----- RECORDS TO USE

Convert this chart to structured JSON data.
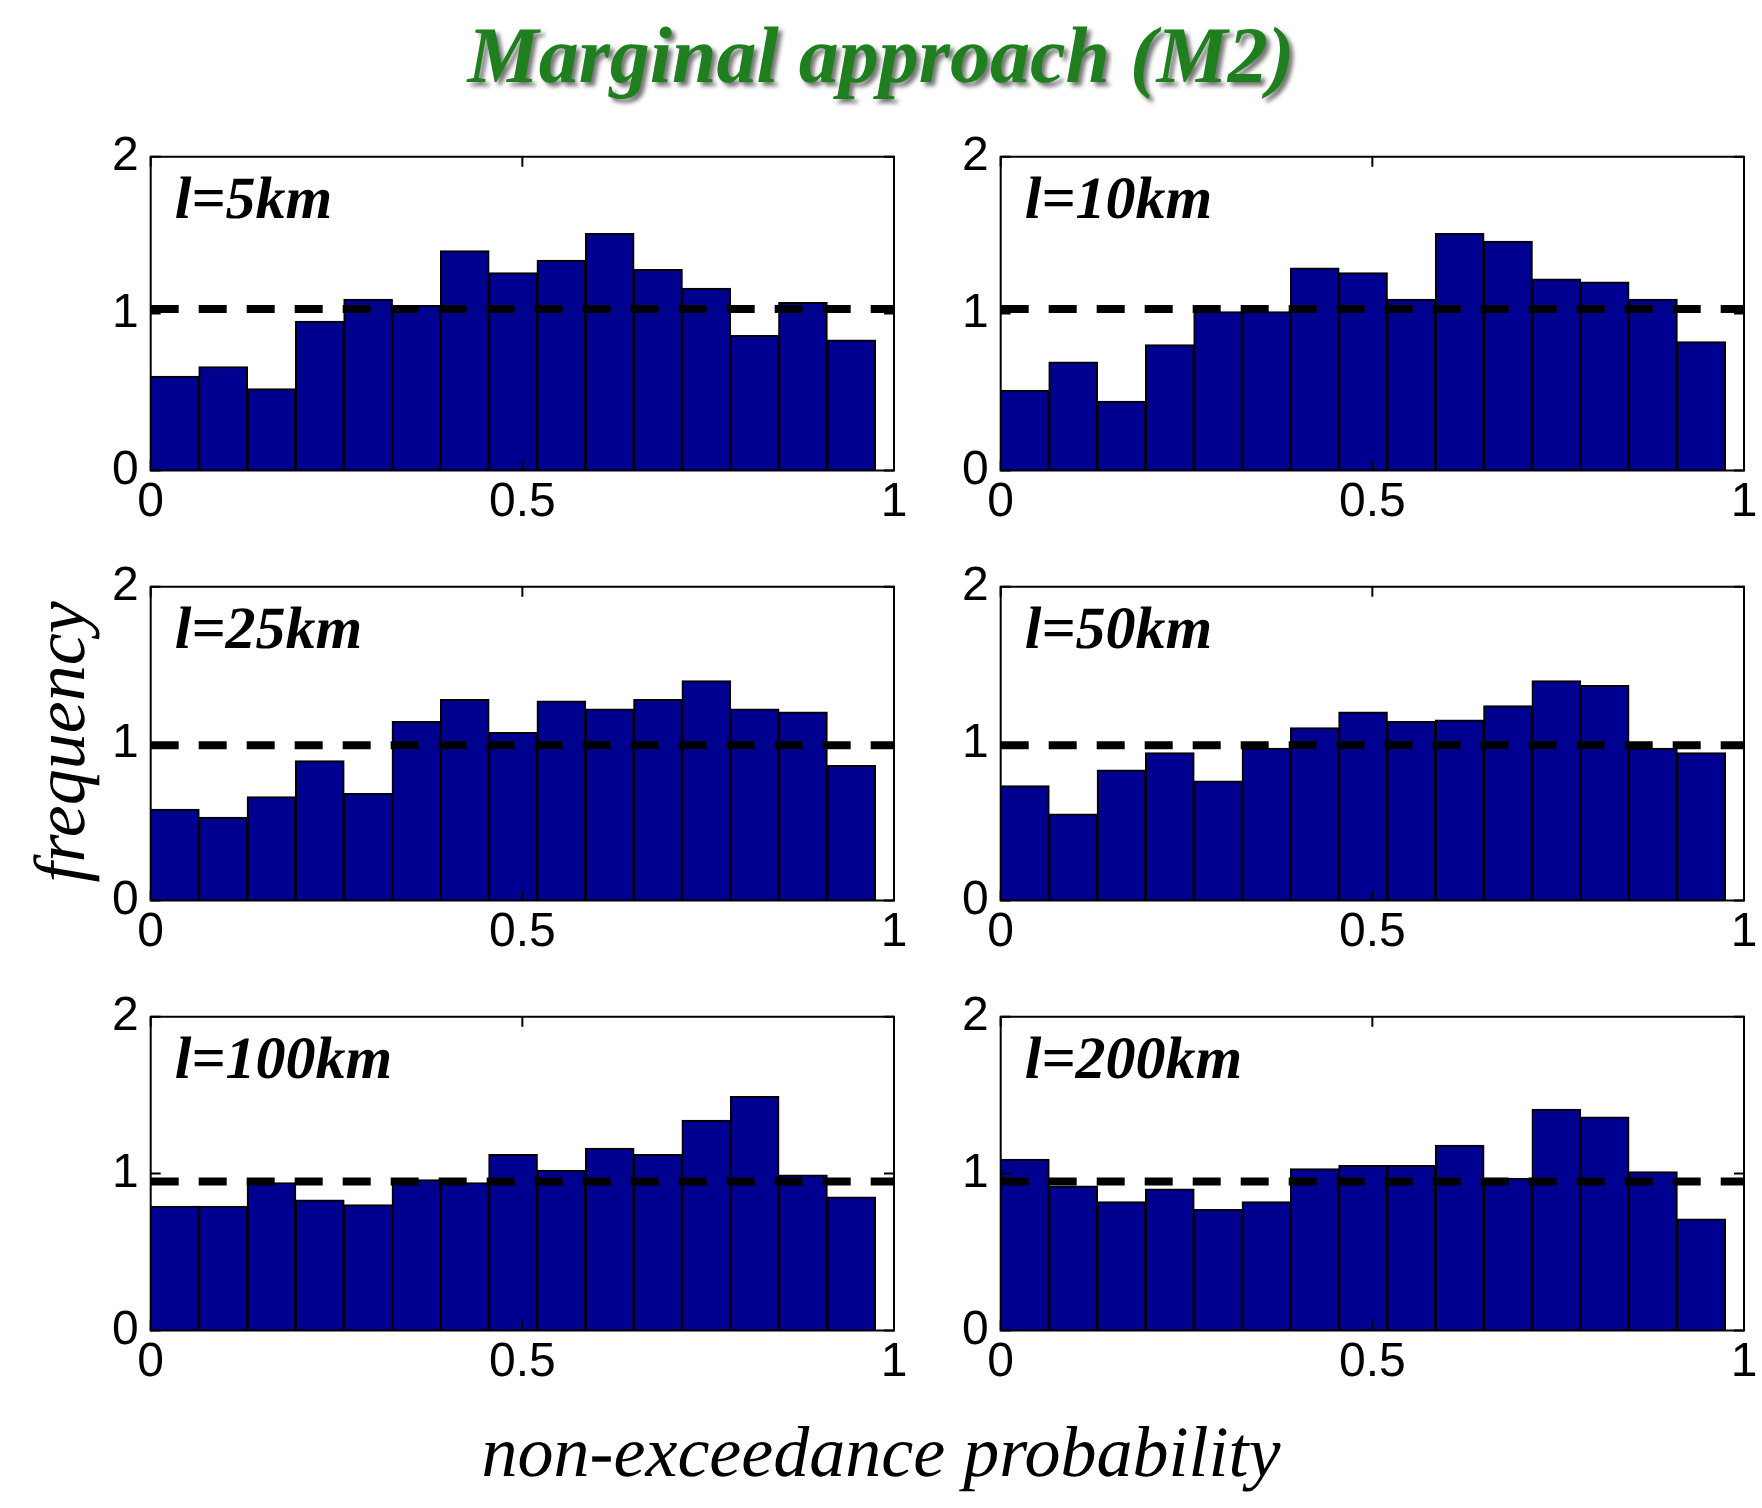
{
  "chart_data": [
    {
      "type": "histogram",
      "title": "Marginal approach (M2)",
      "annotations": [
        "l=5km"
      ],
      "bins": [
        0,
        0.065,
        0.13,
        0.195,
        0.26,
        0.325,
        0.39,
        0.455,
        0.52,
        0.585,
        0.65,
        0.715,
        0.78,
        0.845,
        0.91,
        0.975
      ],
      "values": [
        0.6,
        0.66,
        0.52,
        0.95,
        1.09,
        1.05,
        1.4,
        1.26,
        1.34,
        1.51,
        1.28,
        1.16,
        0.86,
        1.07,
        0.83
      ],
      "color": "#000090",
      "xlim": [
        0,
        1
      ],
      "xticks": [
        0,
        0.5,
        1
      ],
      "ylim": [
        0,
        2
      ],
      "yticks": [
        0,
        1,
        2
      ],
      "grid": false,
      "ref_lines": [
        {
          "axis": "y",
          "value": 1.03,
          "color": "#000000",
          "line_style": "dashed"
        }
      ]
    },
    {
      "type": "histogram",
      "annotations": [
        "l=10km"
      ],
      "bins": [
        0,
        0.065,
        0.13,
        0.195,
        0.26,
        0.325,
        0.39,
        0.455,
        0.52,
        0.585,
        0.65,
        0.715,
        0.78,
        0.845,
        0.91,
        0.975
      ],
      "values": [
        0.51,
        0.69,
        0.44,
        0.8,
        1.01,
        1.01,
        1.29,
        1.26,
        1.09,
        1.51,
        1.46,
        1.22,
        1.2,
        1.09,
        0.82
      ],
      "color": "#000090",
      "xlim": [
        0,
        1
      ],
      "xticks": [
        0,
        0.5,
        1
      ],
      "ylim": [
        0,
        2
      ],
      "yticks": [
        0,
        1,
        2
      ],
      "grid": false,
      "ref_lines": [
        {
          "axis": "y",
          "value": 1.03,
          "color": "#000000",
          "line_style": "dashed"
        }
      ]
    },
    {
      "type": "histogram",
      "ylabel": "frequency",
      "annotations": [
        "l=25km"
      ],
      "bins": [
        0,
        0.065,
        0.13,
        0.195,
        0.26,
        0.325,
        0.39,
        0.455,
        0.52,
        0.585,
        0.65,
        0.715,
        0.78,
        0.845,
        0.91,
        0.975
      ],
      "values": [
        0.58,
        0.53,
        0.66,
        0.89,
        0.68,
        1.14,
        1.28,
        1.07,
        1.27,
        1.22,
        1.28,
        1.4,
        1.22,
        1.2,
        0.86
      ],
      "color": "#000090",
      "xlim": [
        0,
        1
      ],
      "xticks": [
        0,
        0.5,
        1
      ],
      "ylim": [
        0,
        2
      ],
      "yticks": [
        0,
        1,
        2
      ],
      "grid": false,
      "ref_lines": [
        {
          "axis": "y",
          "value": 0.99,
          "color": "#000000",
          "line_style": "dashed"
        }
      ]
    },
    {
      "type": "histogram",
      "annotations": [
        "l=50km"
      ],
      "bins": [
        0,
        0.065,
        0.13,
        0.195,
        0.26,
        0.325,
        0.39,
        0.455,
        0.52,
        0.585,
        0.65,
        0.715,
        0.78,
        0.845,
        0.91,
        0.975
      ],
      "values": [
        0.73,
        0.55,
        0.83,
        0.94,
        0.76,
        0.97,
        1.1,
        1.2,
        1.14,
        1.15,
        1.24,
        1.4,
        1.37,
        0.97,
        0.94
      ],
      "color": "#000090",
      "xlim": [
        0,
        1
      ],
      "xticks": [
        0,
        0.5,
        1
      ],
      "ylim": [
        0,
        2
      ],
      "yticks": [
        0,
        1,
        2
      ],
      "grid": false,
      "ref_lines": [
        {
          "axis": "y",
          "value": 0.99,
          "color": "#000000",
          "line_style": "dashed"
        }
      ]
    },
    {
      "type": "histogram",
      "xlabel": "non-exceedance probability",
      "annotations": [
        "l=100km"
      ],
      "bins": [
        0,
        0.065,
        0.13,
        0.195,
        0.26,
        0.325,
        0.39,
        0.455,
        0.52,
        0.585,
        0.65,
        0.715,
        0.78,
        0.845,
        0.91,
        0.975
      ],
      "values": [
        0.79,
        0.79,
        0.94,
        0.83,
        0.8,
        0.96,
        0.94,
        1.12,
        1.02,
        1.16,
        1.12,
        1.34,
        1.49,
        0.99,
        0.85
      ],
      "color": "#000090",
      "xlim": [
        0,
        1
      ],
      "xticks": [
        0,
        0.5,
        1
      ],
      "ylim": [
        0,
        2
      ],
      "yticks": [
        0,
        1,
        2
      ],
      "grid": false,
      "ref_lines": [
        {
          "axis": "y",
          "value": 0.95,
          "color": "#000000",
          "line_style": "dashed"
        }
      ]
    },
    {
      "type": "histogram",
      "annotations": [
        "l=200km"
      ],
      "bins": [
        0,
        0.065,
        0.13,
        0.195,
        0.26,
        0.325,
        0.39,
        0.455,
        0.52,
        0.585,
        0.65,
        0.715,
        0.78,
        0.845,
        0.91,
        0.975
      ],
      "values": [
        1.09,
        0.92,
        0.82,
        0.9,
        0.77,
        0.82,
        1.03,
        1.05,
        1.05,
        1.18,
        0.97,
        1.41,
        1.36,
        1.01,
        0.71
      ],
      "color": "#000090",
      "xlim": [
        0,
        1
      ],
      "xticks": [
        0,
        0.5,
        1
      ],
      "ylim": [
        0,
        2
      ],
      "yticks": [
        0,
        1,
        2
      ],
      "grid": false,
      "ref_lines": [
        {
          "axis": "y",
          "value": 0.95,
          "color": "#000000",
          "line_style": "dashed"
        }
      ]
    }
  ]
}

----------

# STATED PROBLEM
Write the records above out again exactly, with no pictures in your copy.

# THE REPLY
Convert this chart to structured JSON data.
{
  "chart_data": [
    {
      "type": "histogram",
      "title": "Marginal approach (M2)",
      "annotations": [
        "l=5km"
      ],
      "bins": [
        0,
        0.065,
        0.13,
        0.195,
        0.26,
        0.325,
        0.39,
        0.455,
        0.52,
        0.585,
        0.65,
        0.715,
        0.78,
        0.845,
        0.91,
        0.975
      ],
      "values": [
        0.6,
        0.66,
        0.52,
        0.95,
        1.09,
        1.05,
        1.4,
        1.26,
        1.34,
        1.51,
        1.28,
        1.16,
        0.86,
        1.07,
        0.83
      ],
      "color": "#000090",
      "xlim": [
        0,
        1
      ],
      "xticks": [
        0,
        0.5,
        1
      ],
      "ylim": [
        0,
        2
      ],
      "yticks": [
        0,
        1,
        2
      ],
      "grid": false,
      "ref_lines": [
        {
          "axis": "y",
          "value": 1.03,
          "color": "#000000",
          "line_style": "dashed"
        }
      ]
    },
    {
      "type": "histogram",
      "annotations": [
        "l=10km"
      ],
      "bins": [
        0,
        0.065,
        0.13,
        0.195,
        0.26,
        0.325,
        0.39,
        0.455,
        0.52,
        0.585,
        0.65,
        0.715,
        0.78,
        0.845,
        0.91,
        0.975
      ],
      "values": [
        0.51,
        0.69,
        0.44,
        0.8,
        1.01,
        1.01,
        1.29,
        1.26,
        1.09,
        1.51,
        1.46,
        1.22,
        1.2,
        1.09,
        0.82
      ],
      "color": "#000090",
      "xlim": [
        0,
        1
      ],
      "xticks": [
        0,
        0.5,
        1
      ],
      "ylim": [
        0,
        2
      ],
      "yticks": [
        0,
        1,
        2
      ],
      "grid": false,
      "ref_lines": [
        {
          "axis": "y",
          "value": 1.03,
          "color": "#000000",
          "line_style": "dashed"
        }
      ]
    },
    {
      "type": "histogram",
      "ylabel": "frequency",
      "annotations": [
        "l=25km"
      ],
      "bins": [
        0,
        0.065,
        0.13,
        0.195,
        0.26,
        0.325,
        0.39,
        0.455,
        0.52,
        0.585,
        0.65,
        0.715,
        0.78,
        0.845,
        0.91,
        0.975
      ],
      "values": [
        0.58,
        0.53,
        0.66,
        0.89,
        0.68,
        1.14,
        1.28,
        1.07,
        1.27,
        1.22,
        1.28,
        1.4,
        1.22,
        1.2,
        0.86
      ],
      "color": "#000090",
      "xlim": [
        0,
        1
      ],
      "xticks": [
        0,
        0.5,
        1
      ],
      "ylim": [
        0,
        2
      ],
      "yticks": [
        0,
        1,
        2
      ],
      "grid": false,
      "ref_lines": [
        {
          "axis": "y",
          "value": 0.99,
          "color": "#000000",
          "line_style": "dashed"
        }
      ]
    },
    {
      "type": "histogram",
      "annotations": [
        "l=50km"
      ],
      "bins": [
        0,
        0.065,
        0.13,
        0.195,
        0.26,
        0.325,
        0.39,
        0.455,
        0.52,
        0.585,
        0.65,
        0.715,
        0.78,
        0.845,
        0.91,
        0.975
      ],
      "values": [
        0.73,
        0.55,
        0.83,
        0.94,
        0.76,
        0.97,
        1.1,
        1.2,
        1.14,
        1.15,
        1.24,
        1.4,
        1.37,
        0.97,
        0.94
      ],
      "color": "#000090",
      "xlim": [
        0,
        1
      ],
      "xticks": [
        0,
        0.5,
        1
      ],
      "ylim": [
        0,
        2
      ],
      "yticks": [
        0,
        1,
        2
      ],
      "grid": false,
      "ref_lines": [
        {
          "axis": "y",
          "value": 0.99,
          "color": "#000000",
          "line_style": "dashed"
        }
      ]
    },
    {
      "type": "histogram",
      "xlabel": "non-exceedance probability",
      "annotations": [
        "l=100km"
      ],
      "bins": [
        0,
        0.065,
        0.13,
        0.195,
        0.26,
        0.325,
        0.39,
        0.455,
        0.52,
        0.585,
        0.65,
        0.715,
        0.78,
        0.845,
        0.91,
        0.975
      ],
      "values": [
        0.79,
        0.79,
        0.94,
        0.83,
        0.8,
        0.96,
        0.94,
        1.12,
        1.02,
        1.16,
        1.12,
        1.34,
        1.49,
        0.99,
        0.85
      ],
      "color": "#000090",
      "xlim": [
        0,
        1
      ],
      "xticks": [
        0,
        0.5,
        1
      ],
      "ylim": [
        0,
        2
      ],
      "yticks": [
        0,
        1,
        2
      ],
      "grid": false,
      "ref_lines": [
        {
          "axis": "y",
          "value": 0.95,
          "color": "#000000",
          "line_style": "dashed"
        }
      ]
    },
    {
      "type": "histogram",
      "annotations": [
        "l=200km"
      ],
      "bins": [
        0,
        0.065,
        0.13,
        0.195,
        0.26,
        0.325,
        0.39,
        0.455,
        0.52,
        0.585,
        0.65,
        0.715,
        0.78,
        0.845,
        0.91,
        0.975
      ],
      "values": [
        1.09,
        0.92,
        0.82,
        0.9,
        0.77,
        0.82,
        1.03,
        1.05,
        1.05,
        1.18,
        0.97,
        1.41,
        1.36,
        1.01,
        0.71
      ],
      "color": "#000090",
      "xlim": [
        0,
        1
      ],
      "xticks": [
        0,
        0.5,
        1
      ],
      "ylim": [
        0,
        2
      ],
      "yticks": [
        0,
        1,
        2
      ],
      "grid": false,
      "ref_lines": [
        {
          "axis": "y",
          "value": 0.95,
          "color": "#000000",
          "line_style": "dashed"
        }
      ]
    }
  ]
}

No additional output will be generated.